> WHAT YOU SHOULD DO
Write out every entry precisely as given, leaving the pictures out.

(Rows from a dataset)
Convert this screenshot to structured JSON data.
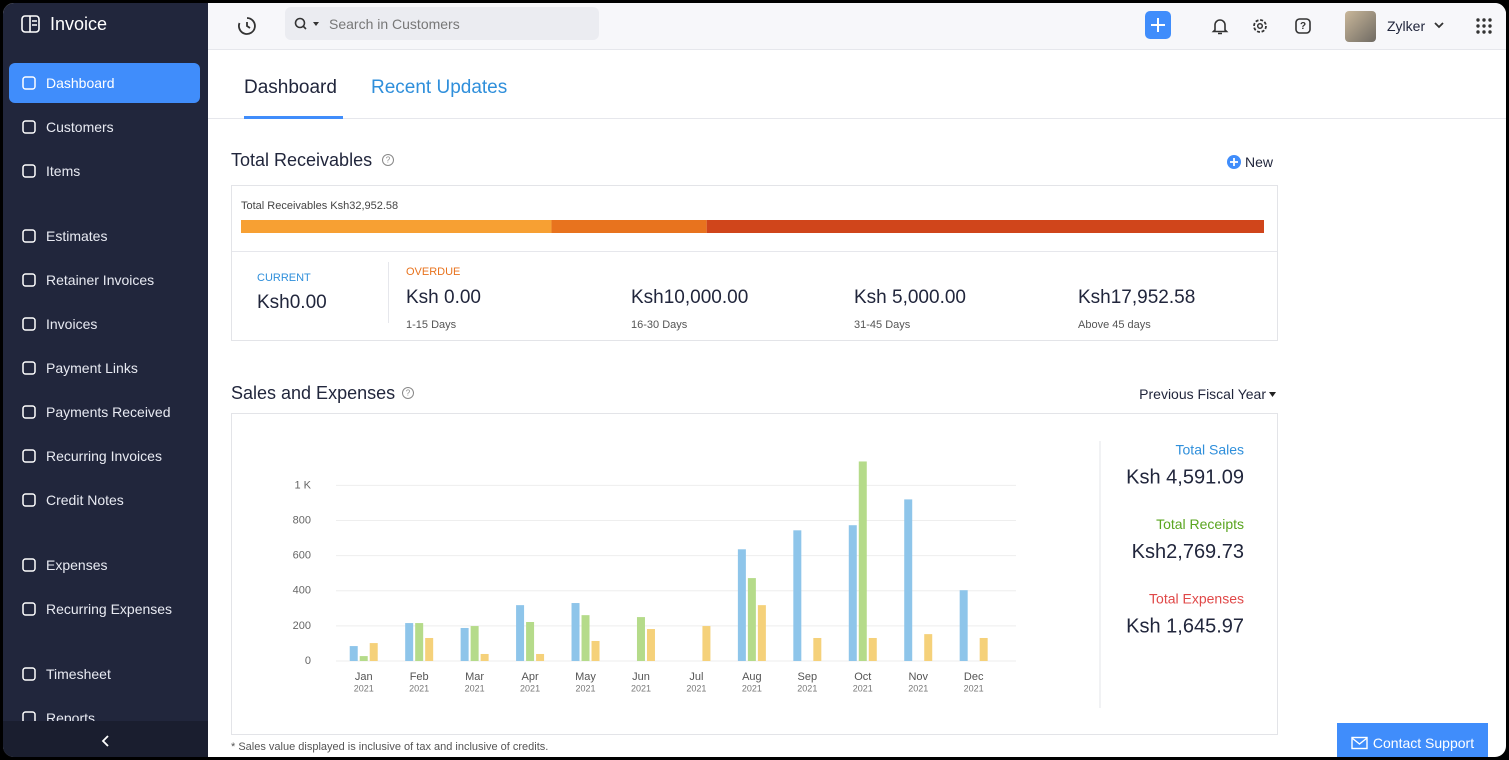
{
  "sidebar": {
    "brand": "Invoice",
    "active": 0,
    "groups": [
      [
        "Dashboard",
        "Customers",
        "Items"
      ],
      [
        "Estimates",
        "Retainer Invoices",
        "Invoices",
        "Payment Links",
        "Payments Received",
        "Recurring Invoices",
        "Credit Notes"
      ],
      [
        "Expenses",
        "Recurring Expenses"
      ],
      [
        "Timesheet",
        "Reports"
      ]
    ]
  },
  "topbar": {
    "search_placeholder": "Search in Customers",
    "user": "Zylker"
  },
  "tabs": [
    "Dashboard",
    "Recent Updates"
  ],
  "receivables": {
    "title": "Total Receivables",
    "new_button": "New",
    "bar_label": "Total Receivables",
    "total_text": "Ksh32,952.58",
    "total": 32952.58,
    "current_label": "CURRENT",
    "current_amount": "Ksh0.00",
    "overdue_label": "OVERDUE",
    "buckets": [
      {
        "amount": "Ksh 0.00",
        "value": 0,
        "range": "1-15 Days",
        "color": "#fbb954"
      },
      {
        "amount": "Ksh10,000.00",
        "value": 10000,
        "range": "16-30 Days",
        "color": "#f7a033"
      },
      {
        "amount": "Ksh 5,000.00",
        "value": 5000,
        "range": "31-45 Days",
        "color": "#e8731e"
      },
      {
        "amount": "Ksh17,952.58",
        "value": 17952.58,
        "range": "Above 45 days",
        "color": "#d0451b"
      }
    ]
  },
  "chart_data": {
    "type": "bar",
    "title": "Sales and Expenses",
    "period": "Previous Fiscal Year",
    "categories": [
      "Jan",
      "Feb",
      "Mar",
      "Apr",
      "May",
      "Jun",
      "Jul",
      "Aug",
      "Sep",
      "Oct",
      "Nov",
      "Dec"
    ],
    "category_sublabels": [
      "2021",
      "2021",
      "2021",
      "2021",
      "2021",
      "2021",
      "2021",
      "2021",
      "2021",
      "2021",
      "2021",
      "2021"
    ],
    "series": [
      {
        "name": "Total Sales",
        "color": "#8ec5ea",
        "total": "Ksh 4,591.09",
        "label_color": "#2f8fdb",
        "values": [
          85,
          216,
          188,
          318,
          330,
          0,
          0,
          636,
          744,
          773,
          920,
          403
        ]
      },
      {
        "name": "Total Receipts",
        "color": "#b5db8a",
        "total": "Ksh2,769.73",
        "label_color": "#5aa51f",
        "values": [
          28,
          216,
          199,
          222,
          261,
          250,
          0,
          472,
          0,
          1136,
          0,
          0
        ]
      },
      {
        "name": "Total Expenses",
        "color": "#f5d17a",
        "total": "Ksh 1,645.97",
        "label_color": "#e04848",
        "values": [
          102,
          131,
          40,
          40,
          114,
          182,
          199,
          318,
          131,
          131,
          153,
          131
        ]
      }
    ],
    "ylim": [
      0,
      1150
    ],
    "yticks": [
      0,
      200,
      400,
      600,
      800,
      {
        "value": 1000,
        "label": "1 K"
      }
    ],
    "grid": true
  },
  "footnote": "* Sales value displayed is inclusive of tax and inclusive of credits.",
  "support_button": "Contact Support"
}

> ANSWER IN FULL
Convert this screenshot to structured JSON data.
{
  "sidebar": {
    "brand": "Invoice",
    "active": 0,
    "groups": [
      [
        "Dashboard",
        "Customers",
        "Items"
      ],
      [
        "Estimates",
        "Retainer Invoices",
        "Invoices",
        "Payment Links",
        "Payments Received",
        "Recurring Invoices",
        "Credit Notes"
      ],
      [
        "Expenses",
        "Recurring Expenses"
      ],
      [
        "Timesheet",
        "Reports"
      ]
    ]
  },
  "topbar": {
    "search_placeholder": "Search in Customers",
    "user": "Zylker"
  },
  "tabs": [
    "Dashboard",
    "Recent Updates"
  ],
  "receivables": {
    "title": "Total Receivables",
    "new_button": "New",
    "bar_label": "Total Receivables",
    "total_text": "Ksh32,952.58",
    "total": 32952.58,
    "current_label": "CURRENT",
    "current_amount": "Ksh0.00",
    "overdue_label": "OVERDUE",
    "buckets": [
      {
        "amount": "Ksh 0.00",
        "value": 0,
        "range": "1-15 Days",
        "color": "#fbb954"
      },
      {
        "amount": "Ksh10,000.00",
        "value": 10000,
        "range": "16-30 Days",
        "color": "#f7a033"
      },
      {
        "amount": "Ksh 5,000.00",
        "value": 5000,
        "range": "31-45 Days",
        "color": "#e8731e"
      },
      {
        "amount": "Ksh17,952.58",
        "value": 17952.58,
        "range": "Above 45 days",
        "color": "#d0451b"
      }
    ]
  },
  "chart_data": {
    "type": "bar",
    "title": "Sales and Expenses",
    "period": "Previous Fiscal Year",
    "categories": [
      "Jan",
      "Feb",
      "Mar",
      "Apr",
      "May",
      "Jun",
      "Jul",
      "Aug",
      "Sep",
      "Oct",
      "Nov",
      "Dec"
    ],
    "category_sublabels": [
      "2021",
      "2021",
      "2021",
      "2021",
      "2021",
      "2021",
      "2021",
      "2021",
      "2021",
      "2021",
      "2021",
      "2021"
    ],
    "series": [
      {
        "name": "Total Sales",
        "color": "#8ec5ea",
        "total": "Ksh 4,591.09",
        "label_color": "#2f8fdb",
        "values": [
          85,
          216,
          188,
          318,
          330,
          0,
          0,
          636,
          744,
          773,
          920,
          403
        ]
      },
      {
        "name": "Total Receipts",
        "color": "#b5db8a",
        "total": "Ksh2,769.73",
        "label_color": "#5aa51f",
        "values": [
          28,
          216,
          199,
          222,
          261,
          250,
          0,
          472,
          0,
          1136,
          0,
          0
        ]
      },
      {
        "name": "Total Expenses",
        "color": "#f5d17a",
        "total": "Ksh 1,645.97",
        "label_color": "#e04848",
        "values": [
          102,
          131,
          40,
          40,
          114,
          182,
          199,
          318,
          131,
          131,
          153,
          131
        ]
      }
    ],
    "ylim": [
      0,
      1150
    ],
    "yticks": [
      0,
      200,
      400,
      600,
      800,
      {
        "value": 1000,
        "label": "1 K"
      }
    ],
    "grid": true
  },
  "footnote": "* Sales value displayed is inclusive of tax and inclusive of credits.",
  "support_button": "Contact Support"
}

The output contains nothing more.